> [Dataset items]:
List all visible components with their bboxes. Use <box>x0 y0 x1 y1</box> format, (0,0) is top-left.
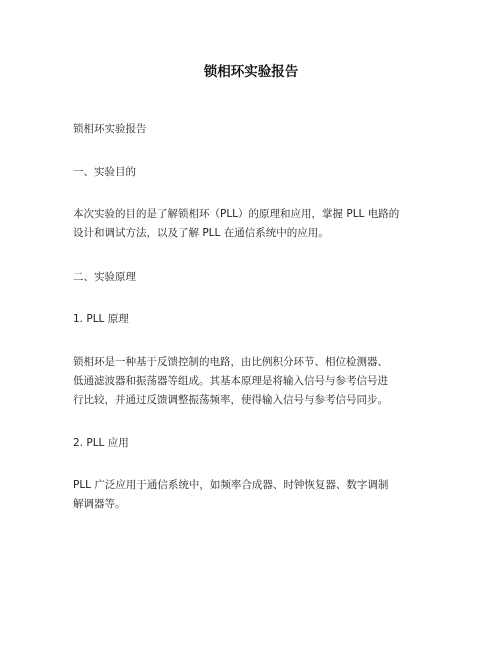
section-heading-principle: 二、实验原理 <box>73 271 136 283</box>
paragraph-line: 低通滤波器和振荡器等组成。其基本原理是将输入信号与参考信号进 <box>73 375 388 387</box>
paragraph-line: PLL 广泛应用于通信系统中，如频率合成器、时钟恢复器、数字调制 <box>73 479 389 491</box>
paragraph-line: 锁相环是一种基于反馈控制的电路，由比例积分环节、相位检测器、 <box>73 356 388 368</box>
subsection-heading-pll-application: 2. PLL 应用 <box>73 437 129 449</box>
paragraph-line: 设计和调试方法，以及了解 PLL 在通信系统中的应用。 <box>73 227 329 239</box>
subsection-heading-pll-principle: 1. PLL 原理 <box>73 313 129 325</box>
section-heading-purpose: 一、实验目的 <box>73 166 136 178</box>
paragraph-line: 行比较，并通过反馈调整振荡频率，使得输入信号与参考信号同步。 <box>73 394 388 406</box>
document-title: 锁相环实验报告 <box>203 64 299 80</box>
report-subtitle: 锁相环实验报告 <box>73 123 147 135</box>
paragraph-line: 解调器等。 <box>73 498 126 510</box>
pll-principle-paragraph <box>73 353 443 410</box>
paragraph-line: 本次实验的目的是了解锁相环（PLL）的原理和应用，掌握 PLL 电路的 <box>73 208 400 220</box>
purpose-paragraph <box>73 205 443 243</box>
pll-application-paragraph <box>73 476 443 514</box>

> [Aim of the exercise]:
Reproduce every line of the material above word for word, omitting the pictures.

> [Result for this task]:
List all visible components with their bboxes. Use <box>x0 y0 x1 y1</box> format, (0,0) is top-left.
section-heading-principle: 二、实验原理 <box>73 271 136 283</box>
paragraph-line: 低通滤波器和振荡器等组成。其基本原理是将输入信号与参考信号进 <box>73 375 388 387</box>
paragraph-line: PLL 广泛应用于通信系统中，如频率合成器、时钟恢复器、数字调制 <box>73 479 389 491</box>
paragraph-line: 锁相环是一种基于反馈控制的电路，由比例积分环节、相位检测器、 <box>73 356 388 368</box>
subsection-heading-pll-application: 2. PLL 应用 <box>73 437 129 449</box>
paragraph-line: 设计和调试方法，以及了解 PLL 在通信系统中的应用。 <box>73 227 329 239</box>
subsection-heading-pll-principle: 1. PLL 原理 <box>73 313 129 325</box>
section-heading-purpose: 一、实验目的 <box>73 166 136 178</box>
paragraph-line: 行比较，并通过反馈调整振荡频率，使得输入信号与参考信号同步。 <box>73 394 388 406</box>
document-title: 锁相环实验报告 <box>203 64 299 80</box>
report-subtitle: 锁相环实验报告 <box>73 123 147 135</box>
paragraph-line: 解调器等。 <box>73 498 126 510</box>
pll-principle-paragraph <box>73 353 443 410</box>
paragraph-line: 本次实验的目的是了解锁相环（PLL）的原理和应用，掌握 PLL 电路的 <box>73 208 400 220</box>
purpose-paragraph <box>73 205 443 243</box>
pll-application-paragraph <box>73 476 443 514</box>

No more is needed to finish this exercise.